- _Objetivos_
a: Resume en menos palabras el párrafo del fragmento sobre las teorías de la conspiración que empieza con «En una conferencia ofrecida», conservando sus datos principales.
b: Reproduce todo lo que va desde "En una conferencia" hasta "antigua superstición religiosa." en el fragmento sobre las teorías de la conspiración, sustituyendo "Magdalen College" por "Balliol College".
c: Prolonga el fragmento sobre las teorías de la conspiración a partir de su última oración.

##### Fragmento de página

Por su posibilidad de brindar explicaciones en definitiva sencillas a situaciones complejas, por introducir una especie de orden aparentemente racional en medio del caos, por la insatisfacción que generan muchas veces las versiones oficiales o porque en una especie de paranoia social tratamos de entender que nuestros infortunios (individuales o colectivos) responden a la voluntad de terceros, las teorías de la conspiración han fascinado desde siempre a los seres humanos.

En una conferencia ofrecida en el Magdalen College, en Oxford, con motivo de la Tercera Reunión Anual de la Rationalist Press Association (1948), el filósofo Karl Popper, quizás el primero en hacer uso del término, argumentaba que esas «teorías conspiracionales de la sociedad», tan viejas como las más antiguas civilizaciones, emparentadas con algunas formas de teísmo, eran en el mundo moderno el resultado de una secularización de la antigua superstición religiosa.

##########
##### Líneas de datos

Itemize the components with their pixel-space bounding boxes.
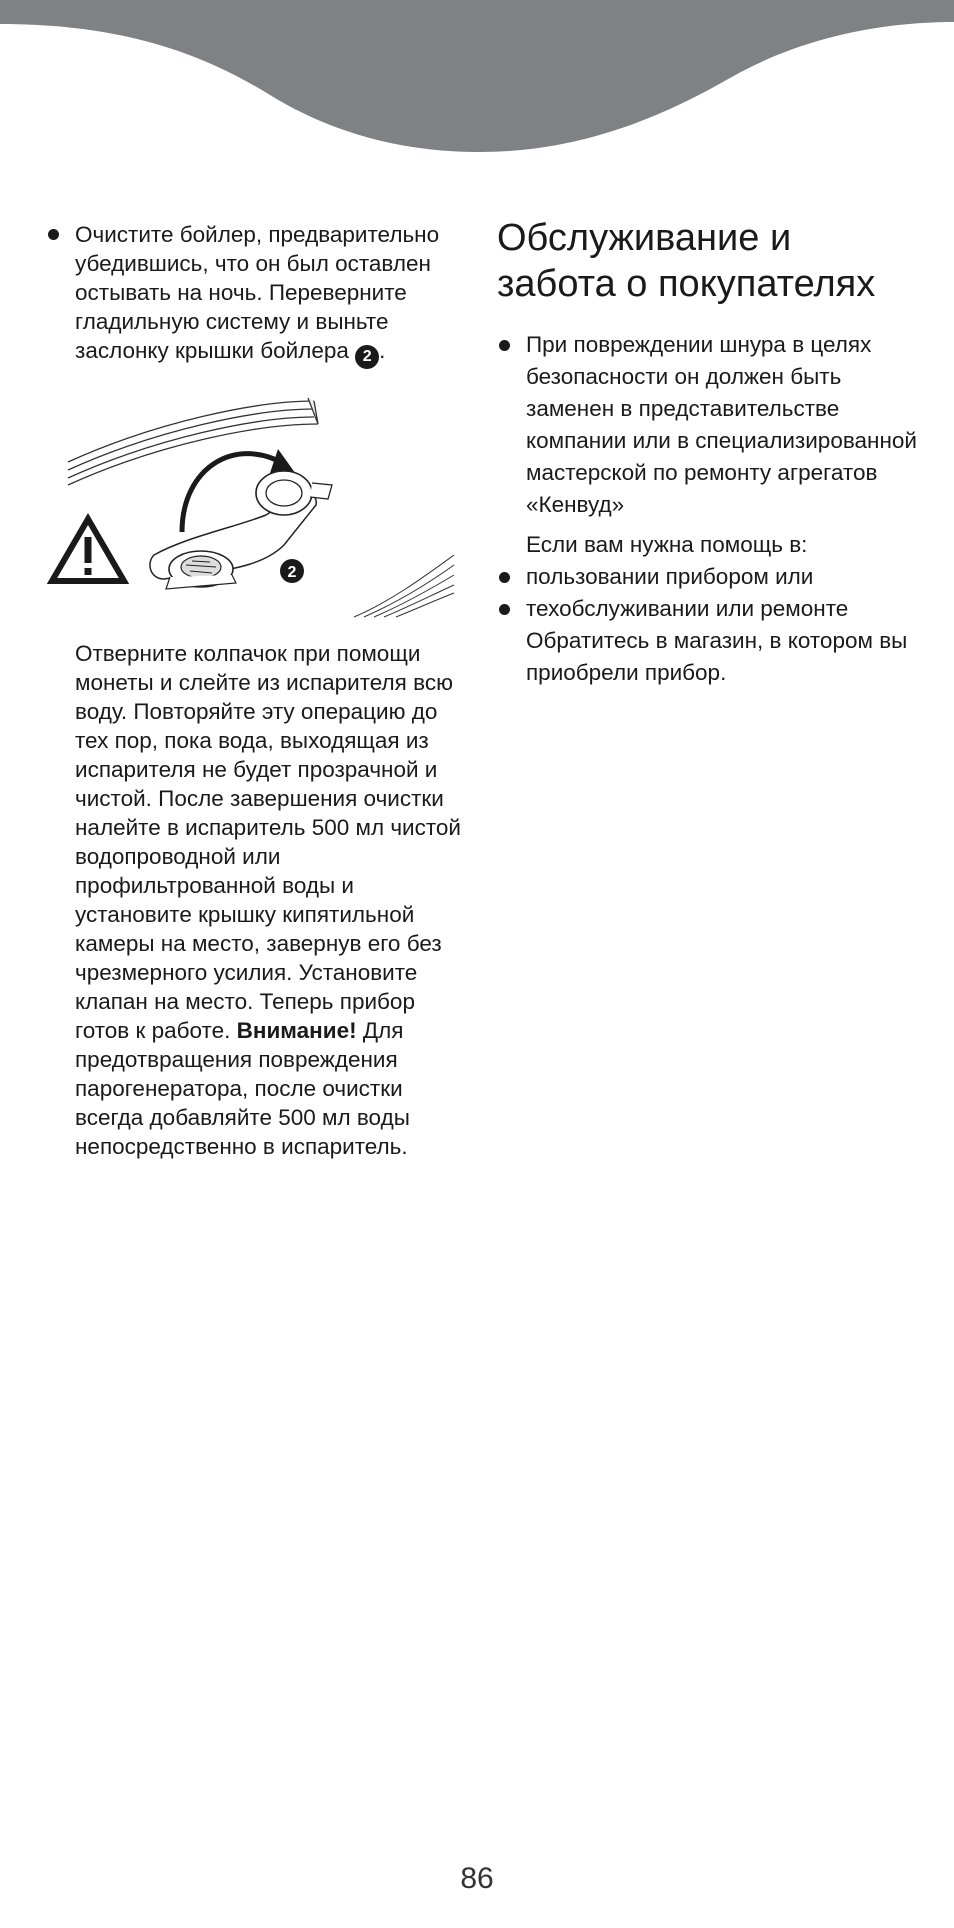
intro-end: . xyxy=(379,338,386,363)
boiler-illustration xyxy=(46,387,464,619)
bullet-icon xyxy=(48,229,59,240)
cleaning-instructions-text: Отверните колпачок при помощи монеты и слейте из испарителя всю воду. Повторяйте эту операцию до тех пор, пока вода, выходящая из испарителя не будет прозрачной и чистой. После завершения очистки налейте в испаритель 500 мл чистой водопроводной или профильтрованной воды и установите крышку кипятильной камеры на место, завернув его без чрезмерного усилия. Установите клапан на место. Теперь прибор готов к работе. xyxy=(75,641,462,1043)
warning-triangle-icon xyxy=(52,519,124,581)
figure-ref-number: 2 xyxy=(355,345,379,369)
right-column xyxy=(497,215,917,689)
intro-bullet xyxy=(46,220,464,369)
cord-bullet-text: При повреждении шнура в целях безопасности он должен быть заменен в представительстве компании или в специализированной мастерской по ремонту агрегатов «Кенвуд» xyxy=(526,332,917,517)
header-wave-band xyxy=(0,0,954,160)
callout-number: 2 xyxy=(287,564,297,581)
warning-text: Для предотвращения повреждения парогенератора, после очистки всегда добавляйте 500 мл воды непосредственно в испаритель. xyxy=(75,1018,410,1159)
help-item xyxy=(497,593,917,625)
left-column xyxy=(46,220,464,1161)
cord-bullet xyxy=(497,329,917,521)
warning-label: Внимание! xyxy=(236,1018,357,1043)
bullet-icon xyxy=(499,340,510,351)
contact-text: Обратитесь в магазин, в котором вы приобрели прибор. xyxy=(526,628,908,685)
intro-bullet-text: Очистите бойлер, предварительно убедившись, что он был оставлен остывать на ночь. Переверните гладильную систему и выньте заслонку крышки бойлера xyxy=(75,222,440,363)
bullet-icon xyxy=(499,572,510,583)
page-number: 86 xyxy=(460,1862,494,1895)
help-item-text: техобслуживании или ремонте xyxy=(526,596,849,621)
boiler-cap-figure xyxy=(46,387,464,619)
cleaning-instructions xyxy=(46,639,464,1161)
bullet-icon xyxy=(499,604,510,615)
help-item xyxy=(497,561,917,593)
section-heading: Обслуживание и забота о покупателях xyxy=(497,217,876,305)
help-item-text: пользовании прибором или xyxy=(526,564,814,589)
help-intro: Если вам нужна помощь в: xyxy=(526,532,808,557)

##########

- _Respuestas redactadas_
a: En 1948, en una conferencia en el Magdalen College de Oxford durante la Tercera Reunión Anual de la Rationalist Press Association, Karl Popper, quizás el primero en usar el término, sostuvo que las «teorías conspiracionales de la sociedad», tan antiguas como las primeras civilizaciones y emparentadas con ciertas formas de teísmo, eran en el mundo moderno fruto de la secularización de la antigua superstición religiosa.

b:
En una conferencia ofrecida en el Balliol College, en Oxford, con motivo de la Tercera Reunión Anual de la Rationalist Press Association (1948), el filósofo Karl Popper, quizás el primero en hacer uso del término, argumentaba que esas «teorías conspiracionales de la sociedad», tan viejas como las más antiguas civilizaciones, emparentadas con algunas formas de teísmo, eran en el mundo moderno el resultado de una secularización de la antigua superstición religiosa.

c:
 «Esta teoría, más primitiva que la mayoría de las diversas formas de teísmo, es comparable a la teoría de la sociedad de Homero. Este concebía el poder de los dioses de modo tal que todo lo que ocurría en la planicie situada frente a Troya era solo un reflejo de diversas conspiraciones del Olimpo. La teoría conspiracional de la sociedad es justamente una variante de este teísmo, de una creencia en dioses cuyos caprichos y deseos lo gobiernan todo. Procede de la supresión de Dios, para luego preguntar: ¿Quién está en su lugar? Su puesto lo ocupan entonces diversos hombres y grupos poderosos, tenebrosos grupos de presión, responsables de haber planeado la gran depresión y todos los males que sufrimos».

Durante siglos, en Europa —herencia sin duda de una tradición eclesial que hizo de ellos aliados incondicionales de Satanás y en definitiva enemigos peligrosísimos del cristianismo— quienes mejor encarnaron ese poder oculto que complota desde las sombras y teje el devenir de los acontecimientos, fueron los judíos y luego su variante los judío-masones.

Lo que la construcción de ese mito reclamaría al final de cuentas como cierto, sería el hecho de que, sin importar las huellas palpables del sometimiento y marginación histórica de sus comunidades, existía un gobierno sionista ultrasecreto de alcances planetarios que maniobraba desde las tinieblas para tratar de dominar el mundo. Y las pruebas de su progresiva victoria, argumentaba la teoría, saltaban a la vista.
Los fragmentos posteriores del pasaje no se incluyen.